WRITTEN REQUEST
Scan the data for "Anchor" and copy the lines it appears in.

MATERIAL FOR THIS EXERCISE
________

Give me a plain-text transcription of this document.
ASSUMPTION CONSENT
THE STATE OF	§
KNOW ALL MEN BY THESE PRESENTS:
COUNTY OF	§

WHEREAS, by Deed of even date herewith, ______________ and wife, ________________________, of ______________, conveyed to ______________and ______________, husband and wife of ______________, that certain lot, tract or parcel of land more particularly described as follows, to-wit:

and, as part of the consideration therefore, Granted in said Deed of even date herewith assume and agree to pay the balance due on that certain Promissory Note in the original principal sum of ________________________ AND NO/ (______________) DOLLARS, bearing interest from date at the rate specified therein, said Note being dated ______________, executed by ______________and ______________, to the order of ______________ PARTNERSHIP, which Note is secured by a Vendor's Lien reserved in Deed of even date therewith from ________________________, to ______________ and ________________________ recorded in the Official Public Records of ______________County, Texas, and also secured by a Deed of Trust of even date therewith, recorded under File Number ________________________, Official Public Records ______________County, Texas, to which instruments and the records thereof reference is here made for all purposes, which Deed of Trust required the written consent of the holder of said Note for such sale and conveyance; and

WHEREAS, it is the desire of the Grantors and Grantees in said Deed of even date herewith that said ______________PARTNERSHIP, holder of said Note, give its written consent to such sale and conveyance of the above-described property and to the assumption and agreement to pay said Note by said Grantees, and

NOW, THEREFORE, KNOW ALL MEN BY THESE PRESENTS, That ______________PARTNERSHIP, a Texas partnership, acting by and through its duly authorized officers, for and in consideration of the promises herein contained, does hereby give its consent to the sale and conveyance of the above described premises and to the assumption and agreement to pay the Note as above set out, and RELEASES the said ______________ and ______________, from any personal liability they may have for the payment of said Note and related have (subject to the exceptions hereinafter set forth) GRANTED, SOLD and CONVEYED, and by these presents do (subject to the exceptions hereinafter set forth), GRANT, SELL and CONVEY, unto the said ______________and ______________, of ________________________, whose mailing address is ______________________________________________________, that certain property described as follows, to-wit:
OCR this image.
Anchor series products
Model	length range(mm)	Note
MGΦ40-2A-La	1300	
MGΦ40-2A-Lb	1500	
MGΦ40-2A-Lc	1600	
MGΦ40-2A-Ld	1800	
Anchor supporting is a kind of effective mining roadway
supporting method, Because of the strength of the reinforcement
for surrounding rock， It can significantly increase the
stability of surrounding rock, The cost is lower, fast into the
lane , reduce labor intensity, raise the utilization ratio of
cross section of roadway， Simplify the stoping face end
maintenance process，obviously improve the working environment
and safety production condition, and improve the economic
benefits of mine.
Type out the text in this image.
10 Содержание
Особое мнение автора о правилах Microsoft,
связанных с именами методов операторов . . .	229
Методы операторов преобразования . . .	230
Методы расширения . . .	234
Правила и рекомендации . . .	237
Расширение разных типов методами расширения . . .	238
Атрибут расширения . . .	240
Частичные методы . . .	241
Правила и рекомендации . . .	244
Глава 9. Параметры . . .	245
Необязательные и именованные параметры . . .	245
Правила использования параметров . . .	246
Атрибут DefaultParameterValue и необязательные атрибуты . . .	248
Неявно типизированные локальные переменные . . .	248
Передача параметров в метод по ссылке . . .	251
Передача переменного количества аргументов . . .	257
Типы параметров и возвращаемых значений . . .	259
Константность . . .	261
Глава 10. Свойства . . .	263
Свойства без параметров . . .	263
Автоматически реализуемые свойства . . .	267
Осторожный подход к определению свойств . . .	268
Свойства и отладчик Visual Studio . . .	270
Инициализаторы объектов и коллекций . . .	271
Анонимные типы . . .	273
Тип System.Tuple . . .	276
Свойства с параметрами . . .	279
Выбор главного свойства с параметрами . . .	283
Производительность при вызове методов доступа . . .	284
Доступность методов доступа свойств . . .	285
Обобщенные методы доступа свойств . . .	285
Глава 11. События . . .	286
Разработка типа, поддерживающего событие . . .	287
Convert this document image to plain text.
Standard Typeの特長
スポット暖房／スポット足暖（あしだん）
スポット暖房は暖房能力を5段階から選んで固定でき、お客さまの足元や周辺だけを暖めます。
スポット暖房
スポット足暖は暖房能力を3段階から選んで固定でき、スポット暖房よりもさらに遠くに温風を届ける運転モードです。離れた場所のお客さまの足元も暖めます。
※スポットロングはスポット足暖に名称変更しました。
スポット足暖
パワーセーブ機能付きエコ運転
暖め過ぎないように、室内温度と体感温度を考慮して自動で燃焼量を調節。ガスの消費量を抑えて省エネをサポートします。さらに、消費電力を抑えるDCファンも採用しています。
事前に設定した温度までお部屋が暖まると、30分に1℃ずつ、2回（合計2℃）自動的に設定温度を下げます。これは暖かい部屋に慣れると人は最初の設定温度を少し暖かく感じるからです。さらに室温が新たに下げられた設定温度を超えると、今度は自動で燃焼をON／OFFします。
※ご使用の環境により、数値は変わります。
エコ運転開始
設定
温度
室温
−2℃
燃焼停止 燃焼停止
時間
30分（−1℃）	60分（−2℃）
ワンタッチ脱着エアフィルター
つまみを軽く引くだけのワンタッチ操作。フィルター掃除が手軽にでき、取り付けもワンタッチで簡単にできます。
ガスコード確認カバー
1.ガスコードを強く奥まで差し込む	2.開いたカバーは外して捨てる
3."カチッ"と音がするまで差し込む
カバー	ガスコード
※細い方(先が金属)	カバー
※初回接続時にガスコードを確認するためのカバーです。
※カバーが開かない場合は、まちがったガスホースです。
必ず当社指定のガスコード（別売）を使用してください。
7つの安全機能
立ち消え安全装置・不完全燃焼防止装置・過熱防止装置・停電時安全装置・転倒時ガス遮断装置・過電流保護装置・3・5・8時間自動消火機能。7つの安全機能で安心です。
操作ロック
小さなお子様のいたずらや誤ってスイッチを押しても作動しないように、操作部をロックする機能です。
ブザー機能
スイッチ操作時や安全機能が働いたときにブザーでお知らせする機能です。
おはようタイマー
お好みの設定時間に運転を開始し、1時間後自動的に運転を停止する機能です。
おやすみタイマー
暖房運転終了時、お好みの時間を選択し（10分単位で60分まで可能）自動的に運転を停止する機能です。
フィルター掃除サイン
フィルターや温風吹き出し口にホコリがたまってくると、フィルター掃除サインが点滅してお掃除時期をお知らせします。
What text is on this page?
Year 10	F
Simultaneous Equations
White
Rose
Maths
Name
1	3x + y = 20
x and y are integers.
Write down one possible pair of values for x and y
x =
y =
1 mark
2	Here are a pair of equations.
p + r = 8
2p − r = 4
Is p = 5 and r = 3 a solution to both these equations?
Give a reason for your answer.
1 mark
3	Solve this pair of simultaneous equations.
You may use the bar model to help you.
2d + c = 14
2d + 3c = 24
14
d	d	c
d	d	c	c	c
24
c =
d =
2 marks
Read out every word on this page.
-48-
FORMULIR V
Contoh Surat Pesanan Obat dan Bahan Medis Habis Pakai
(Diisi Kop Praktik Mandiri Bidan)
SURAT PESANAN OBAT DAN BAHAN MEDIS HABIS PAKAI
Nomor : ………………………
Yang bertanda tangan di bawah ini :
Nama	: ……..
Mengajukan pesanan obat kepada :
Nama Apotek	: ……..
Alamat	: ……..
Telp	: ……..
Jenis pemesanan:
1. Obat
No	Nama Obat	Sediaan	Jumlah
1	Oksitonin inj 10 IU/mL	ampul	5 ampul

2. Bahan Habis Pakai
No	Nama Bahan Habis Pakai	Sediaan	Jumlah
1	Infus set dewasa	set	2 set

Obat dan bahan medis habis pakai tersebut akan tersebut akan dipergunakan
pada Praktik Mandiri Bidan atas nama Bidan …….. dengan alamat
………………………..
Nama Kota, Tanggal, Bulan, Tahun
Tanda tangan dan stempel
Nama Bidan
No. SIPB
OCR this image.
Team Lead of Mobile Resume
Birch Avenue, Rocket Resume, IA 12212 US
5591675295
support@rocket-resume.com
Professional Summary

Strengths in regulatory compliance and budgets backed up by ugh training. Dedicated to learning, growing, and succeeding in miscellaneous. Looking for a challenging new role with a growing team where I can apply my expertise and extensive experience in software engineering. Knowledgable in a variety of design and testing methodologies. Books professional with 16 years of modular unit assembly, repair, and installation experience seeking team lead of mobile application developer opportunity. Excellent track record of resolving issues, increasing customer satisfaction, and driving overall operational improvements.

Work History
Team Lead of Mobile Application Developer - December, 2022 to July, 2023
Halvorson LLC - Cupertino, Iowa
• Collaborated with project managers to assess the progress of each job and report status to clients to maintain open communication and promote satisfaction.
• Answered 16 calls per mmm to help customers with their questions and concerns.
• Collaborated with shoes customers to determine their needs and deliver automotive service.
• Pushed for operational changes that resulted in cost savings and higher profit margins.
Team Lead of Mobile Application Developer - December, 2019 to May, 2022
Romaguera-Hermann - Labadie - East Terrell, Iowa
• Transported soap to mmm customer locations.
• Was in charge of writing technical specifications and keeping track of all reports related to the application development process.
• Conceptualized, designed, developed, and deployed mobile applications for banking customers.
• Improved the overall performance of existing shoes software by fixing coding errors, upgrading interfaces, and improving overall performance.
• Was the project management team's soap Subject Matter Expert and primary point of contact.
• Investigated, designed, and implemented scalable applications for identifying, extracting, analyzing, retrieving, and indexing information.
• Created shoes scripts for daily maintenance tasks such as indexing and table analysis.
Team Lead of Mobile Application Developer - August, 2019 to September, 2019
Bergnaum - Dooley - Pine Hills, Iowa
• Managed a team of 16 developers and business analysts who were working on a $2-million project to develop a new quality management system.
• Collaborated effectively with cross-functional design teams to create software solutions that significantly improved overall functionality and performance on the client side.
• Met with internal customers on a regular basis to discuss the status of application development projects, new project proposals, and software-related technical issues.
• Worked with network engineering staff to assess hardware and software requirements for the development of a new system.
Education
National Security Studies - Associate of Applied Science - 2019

________

RIGHT ANSWER
Anchor series products
Anchor supporting is a kind of effective mining roadway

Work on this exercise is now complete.